▶ _What you have to do_: Output the records exactly. Include every line.

--- Start Records for processing ---

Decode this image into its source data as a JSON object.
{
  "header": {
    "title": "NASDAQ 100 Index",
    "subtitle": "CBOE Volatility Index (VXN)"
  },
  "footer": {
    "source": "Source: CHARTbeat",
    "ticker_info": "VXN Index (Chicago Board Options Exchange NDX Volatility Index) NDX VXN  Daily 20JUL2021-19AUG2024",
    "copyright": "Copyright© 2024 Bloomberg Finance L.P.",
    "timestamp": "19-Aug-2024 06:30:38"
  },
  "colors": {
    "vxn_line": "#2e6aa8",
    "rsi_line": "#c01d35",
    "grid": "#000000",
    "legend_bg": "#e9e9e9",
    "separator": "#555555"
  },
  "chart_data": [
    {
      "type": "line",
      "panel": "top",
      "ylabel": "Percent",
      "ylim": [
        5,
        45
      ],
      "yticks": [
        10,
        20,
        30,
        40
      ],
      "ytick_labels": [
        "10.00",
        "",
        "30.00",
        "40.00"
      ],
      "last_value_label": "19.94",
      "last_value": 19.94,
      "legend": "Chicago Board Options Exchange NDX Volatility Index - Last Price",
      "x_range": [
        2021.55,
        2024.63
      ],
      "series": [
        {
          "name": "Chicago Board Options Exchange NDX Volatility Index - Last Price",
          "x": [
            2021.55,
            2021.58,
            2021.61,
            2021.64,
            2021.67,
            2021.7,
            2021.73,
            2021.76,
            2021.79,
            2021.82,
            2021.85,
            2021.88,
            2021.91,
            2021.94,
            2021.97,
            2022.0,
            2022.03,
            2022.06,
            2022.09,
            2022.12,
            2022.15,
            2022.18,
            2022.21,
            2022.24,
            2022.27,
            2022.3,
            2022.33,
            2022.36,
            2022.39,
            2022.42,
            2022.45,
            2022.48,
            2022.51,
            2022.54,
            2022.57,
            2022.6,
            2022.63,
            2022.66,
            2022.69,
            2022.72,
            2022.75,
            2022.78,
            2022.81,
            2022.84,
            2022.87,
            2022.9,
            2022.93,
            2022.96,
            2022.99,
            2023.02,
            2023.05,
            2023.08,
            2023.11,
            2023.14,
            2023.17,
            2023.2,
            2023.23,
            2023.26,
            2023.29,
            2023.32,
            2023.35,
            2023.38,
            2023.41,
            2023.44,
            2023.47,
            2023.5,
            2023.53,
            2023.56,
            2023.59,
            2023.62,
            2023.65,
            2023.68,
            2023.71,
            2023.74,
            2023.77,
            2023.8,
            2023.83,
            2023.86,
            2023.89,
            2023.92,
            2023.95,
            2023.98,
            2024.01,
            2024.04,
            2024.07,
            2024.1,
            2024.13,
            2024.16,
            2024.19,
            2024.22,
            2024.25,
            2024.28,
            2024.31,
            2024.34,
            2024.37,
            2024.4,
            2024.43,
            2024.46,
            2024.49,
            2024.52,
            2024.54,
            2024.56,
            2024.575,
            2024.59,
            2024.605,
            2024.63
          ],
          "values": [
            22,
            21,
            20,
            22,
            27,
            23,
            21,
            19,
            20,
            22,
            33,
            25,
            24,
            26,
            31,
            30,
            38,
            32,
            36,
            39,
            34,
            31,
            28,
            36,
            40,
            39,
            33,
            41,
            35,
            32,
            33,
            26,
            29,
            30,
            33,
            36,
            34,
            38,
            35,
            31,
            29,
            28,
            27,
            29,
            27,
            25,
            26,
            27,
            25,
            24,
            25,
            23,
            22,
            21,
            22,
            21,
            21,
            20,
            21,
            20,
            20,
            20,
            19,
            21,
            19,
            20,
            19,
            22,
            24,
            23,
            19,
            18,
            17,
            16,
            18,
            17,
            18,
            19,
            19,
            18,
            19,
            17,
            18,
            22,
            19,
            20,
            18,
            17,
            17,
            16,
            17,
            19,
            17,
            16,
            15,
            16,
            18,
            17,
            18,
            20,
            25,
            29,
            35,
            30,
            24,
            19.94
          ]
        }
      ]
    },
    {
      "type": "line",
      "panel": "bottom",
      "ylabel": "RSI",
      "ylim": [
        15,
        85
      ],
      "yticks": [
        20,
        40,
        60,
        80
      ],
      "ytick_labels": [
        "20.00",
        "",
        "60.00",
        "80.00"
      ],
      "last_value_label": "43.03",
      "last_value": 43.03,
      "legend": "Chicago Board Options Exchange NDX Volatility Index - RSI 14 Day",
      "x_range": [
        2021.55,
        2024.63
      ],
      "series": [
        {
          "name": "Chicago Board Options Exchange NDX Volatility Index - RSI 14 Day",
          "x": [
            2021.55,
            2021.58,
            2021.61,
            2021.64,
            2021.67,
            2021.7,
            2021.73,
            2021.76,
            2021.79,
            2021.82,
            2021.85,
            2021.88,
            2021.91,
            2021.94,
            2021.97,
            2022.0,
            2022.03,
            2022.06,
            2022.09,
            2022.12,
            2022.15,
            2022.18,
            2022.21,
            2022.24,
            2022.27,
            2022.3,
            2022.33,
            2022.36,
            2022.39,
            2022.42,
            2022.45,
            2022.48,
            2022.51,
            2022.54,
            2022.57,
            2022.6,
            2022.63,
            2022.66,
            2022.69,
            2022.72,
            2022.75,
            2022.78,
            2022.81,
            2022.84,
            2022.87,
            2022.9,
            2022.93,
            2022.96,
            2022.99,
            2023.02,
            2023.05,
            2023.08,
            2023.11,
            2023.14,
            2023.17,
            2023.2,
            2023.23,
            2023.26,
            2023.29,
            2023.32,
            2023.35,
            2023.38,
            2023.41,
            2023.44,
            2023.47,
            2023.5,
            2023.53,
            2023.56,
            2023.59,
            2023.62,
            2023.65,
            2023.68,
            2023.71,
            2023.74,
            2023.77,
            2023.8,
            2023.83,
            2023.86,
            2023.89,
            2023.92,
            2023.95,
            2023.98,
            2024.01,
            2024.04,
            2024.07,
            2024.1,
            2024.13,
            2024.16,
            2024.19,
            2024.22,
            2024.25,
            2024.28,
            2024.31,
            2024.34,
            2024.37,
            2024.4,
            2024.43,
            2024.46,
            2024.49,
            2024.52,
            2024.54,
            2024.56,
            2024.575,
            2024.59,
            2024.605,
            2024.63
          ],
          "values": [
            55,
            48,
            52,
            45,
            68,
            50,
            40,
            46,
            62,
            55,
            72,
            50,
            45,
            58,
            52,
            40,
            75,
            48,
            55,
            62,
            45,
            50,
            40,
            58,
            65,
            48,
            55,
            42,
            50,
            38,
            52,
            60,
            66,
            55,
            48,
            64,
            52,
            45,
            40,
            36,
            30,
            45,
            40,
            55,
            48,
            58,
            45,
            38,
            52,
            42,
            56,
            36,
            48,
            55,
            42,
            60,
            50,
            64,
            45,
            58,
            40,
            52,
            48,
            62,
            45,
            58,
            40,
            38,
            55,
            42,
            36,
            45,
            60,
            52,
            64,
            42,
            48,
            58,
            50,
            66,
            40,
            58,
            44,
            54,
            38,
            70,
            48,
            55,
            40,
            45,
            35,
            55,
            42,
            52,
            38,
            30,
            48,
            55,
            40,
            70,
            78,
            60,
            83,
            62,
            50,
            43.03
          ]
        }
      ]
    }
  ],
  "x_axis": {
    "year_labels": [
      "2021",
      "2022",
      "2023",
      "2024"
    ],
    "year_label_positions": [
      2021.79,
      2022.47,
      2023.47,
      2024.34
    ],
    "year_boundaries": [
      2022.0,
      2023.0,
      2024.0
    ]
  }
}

--- End Records for processing ---

▶ _Answer to the task_:
Decode this image into its source data as a JSON object.
{
  "header": {
    "title": "NASDAQ 100 Index",
    "subtitle": "CBOE Volatility Index (VXN)"
  },
  "footer": {
    "source": "Source: CHARTbeat",
    "ticker_info": "VXN Index (Chicago Board Options Exchange NDX Volatility Index) NDX VXN  Daily 20JUL2021-19AUG2024",
    "copyright": "Copyright© 2024 Bloomberg Finance L.P.",
    "timestamp": "19-Aug-2024 06:30:38"
  },
  "colors": {
    "vxn_line": "#2e6aa8",
    "rsi_line": "#c01d35",
    "grid": "#000000",
    "legend_bg": "#e9e9e9",
    "separator": "#555555"
  },
  "chart_data": [
    {
      "type": "line",
      "panel": "top",
      "ylabel": "Percent",
      "ylim": [
        5,
        45
      ],
      "yticks": [
        10,
        20,
        30,
        40
      ],
      "ytick_labels": [
        "10.00",
        "",
        "30.00",
        "40.00"
      ],
      "last_value_label": "19.94",
      "last_value": 19.94,
      "legend": "Chicago Board Options Exchange NDX Volatility Index - Last Price",
      "x_range": [
        2021.55,
        2024.63
      ],
      "series": [
        {
          "name": "Chicago Board Options Exchange NDX Volatility Index - Last Price",
          "x": [
            2021.55,
            2021.58,
            2021.61,
            2021.64,
            2021.67,
            2021.7,
            2021.73,
            2021.76,
            2021.79,
            2021.82,
            2021.85,
            2021.88,
            2021.91,
            2021.94,
            2021.97,
            2022.0,
            2022.03,
            2022.06,
            2022.09,
            2022.12,
            2022.15,
            2022.18,
            2022.21,
            2022.24,
            2022.27,
            2022.3,
            2022.33,
            2022.36,
            2022.39,
            2022.42,
            2022.45,
            2022.48,
            2022.51,
            2022.54,
            2022.57,
            2022.6,
            2022.63,
            2022.66,
            2022.69,
            2022.72,
            2022.75,
            2022.78,
            2022.81,
            2022.84,
            2022.87,
            2022.9,
            2022.93,
            2022.96,
            2022.99,
            2023.02,
            2023.05,
            2023.08,
            2023.11,
            2023.14,
            2023.17,
            2023.2,
            2023.23,
            2023.26,
            2023.29,
            2023.32,
            2023.35,
            2023.38,
            2023.41,
            2023.44,
            2023.47,
            2023.5,
            2023.53,
            2023.56,
            2023.59,
            2023.62,
            2023.65,
            2023.68,
            2023.71,
            2023.74,
            2023.77,
            2023.8,
            2023.83,
            2023.86,
            2023.89,
            2023.92,
            2023.95,
            2023.98,
            2024.01,
            2024.04,
            2024.07,
            2024.1,
            2024.13,
            2024.16,
            2024.19,
            2024.22,
            2024.25,
            2024.28,
            2024.31,
            2024.34,
            2024.37,
            2024.4,
            2024.43,
            2024.46,
            2024.49,
            2024.52,
            2024.54,
            2024.56,
            2024.575,
            2024.59,
            2024.605,
            2024.63
          ],
          "values": [
            22,
            21,
            20,
            22,
            27,
            23,
            21,
            19,
            20,
            22,
            33,
            25,
            24,
            26,
            31,
            30,
            38,
            32,
            36,
            39,
            34,
            31,
            28,
            36,
            40,
            39,
            33,
            41,
            35,
            32,
            33,
            26,
            29,
            30,
            33,
            36,
            34,
            38,
            35,
            31,
            29,
            28,
            27,
            29,
            27,
            25,
            26,
            27,
            25,
            24,
            25,
            23,
            22,
            21,
            22,
            21,
            21,
            20,
            21,
            20,
            20,
            20,
            19,
            21,
            19,
            20,
            19,
            22,
            24,
            23,
            19,
            18,
            17,
            16,
            18,
            17,
            18,
            19,
            19,
            18,
            19,
            17,
            18,
            22,
            19,
            20,
            18,
            17,
            17,
            16,
            17,
            19,
            17,
            16,
            15,
            16,
            18,
            17,
            18,
            20,
            25,
            29,
            35,
            30,
            24,
            19.94
          ]
        }
      ]
    },
    {
      "type": "line",
      "panel": "bottom",
      "ylabel": "RSI",
      "ylim": [
        15,
        85
      ],
      "yticks": [
        20,
        40,
        60,
        80
      ],
      "ytick_labels": [
        "20.00",
        "",
        "60.00",
        "80.00"
      ],
      "last_value_label": "43.03",
      "last_value": 43.03,
      "legend": "Chicago Board Options Exchange NDX Volatility Index - RSI 14 Day",
      "x_range": [
        2021.55,
        2024.63
      ],
      "series": [
        {
          "name": "Chicago Board Options Exchange NDX Volatility Index - RSI 14 Day",
          "x": [
            2021.55,
            2021.58,
            2021.61,
            2021.64,
            2021.67,
            2021.7,
            2021.73,
            2021.76,
            2021.79,
            2021.82,
            2021.85,
            2021.88,
            2021.91,
            2021.94,
            2021.97,
            2022.0,
            2022.03,
            2022.06,
            2022.09,
            2022.12,
            2022.15,
            2022.18,
            2022.21,
            2022.24,
            2022.27,
            2022.3,
            2022.33,
            2022.36,
            2022.39,
            2022.42,
            2022.45,
            2022.48,
            2022.51,
            2022.54,
            2022.57,
            2022.6,
            2022.63,
            2022.66,
            2022.69,
            2022.72,
            2022.75,
            2022.78,
            2022.81,
            2022.84,
            2022.87,
            2022.9,
            2022.93,
            2022.96,
            2022.99,
            2023.02,
            2023.05,
            2023.08,
            2023.11,
            2023.14,
            2023.17,
            2023.2,
            2023.23,
            2023.26,
            2023.29,
            2023.32,
            2023.35,
            2023.38,
            2023.41,
            2023.44,
            2023.47,
            2023.5,
            2023.53,
            2023.56,
            2023.59,
            2023.62,
            2023.65,
            2023.68,
            2023.71,
            2023.74,
            2023.77,
            2023.8,
            2023.83,
            2023.86,
            2023.89,
            2023.92,
            2023.95,
            2023.98,
            2024.01,
            2024.04,
            2024.07,
            2024.1,
            2024.13,
            2024.16,
            2024.19,
            2024.22,
            2024.25,
            2024.28,
            2024.31,
            2024.34,
            2024.37,
            2024.4,
            2024.43,
            2024.46,
            2024.49,
            2024.52,
            2024.54,
            2024.56,
            2024.575,
            2024.59,
            2024.605,
            2024.63
          ],
          "values": [
            55,
            48,
            52,
            45,
            68,
            50,
            40,
            46,
            62,
            55,
            72,
            50,
            45,
            58,
            52,
            40,
            75,
            48,
            55,
            62,
            45,
            50,
            40,
            58,
            65,
            48,
            55,
            42,
            50,
            38,
            52,
            60,
            66,
            55,
            48,
            64,
            52,
            45,
            40,
            36,
            30,
            45,
            40,
            55,
            48,
            58,
            45,
            38,
            52,
            42,
            56,
            36,
            48,
            55,
            42,
            60,
            50,
            64,
            45,
            58,
            40,
            52,
            48,
            62,
            45,
            58,
            40,
            38,
            55,
            42,
            36,
            45,
            60,
            52,
            64,
            42,
            48,
            58,
            50,
            66,
            40,
            58,
            44,
            54,
            38,
            70,
            48,
            55,
            40,
            45,
            35,
            55,
            42,
            52,
            38,
            30,
            48,
            55,
            40,
            70,
            78,
            60,
            83,
            62,
            50,
            43.03
          ]
        }
      ]
    }
  ],
  "x_axis": {
    "year_labels": [
      "2021",
      "2022",
      "2023",
      "2024"
    ],
    "year_label_positions": [
      2021.79,
      2022.47,
      2023.47,
      2024.34
    ],
    "year_boundaries": [
      2022.0,
      2023.0,
      2024.0
    ]
  }
}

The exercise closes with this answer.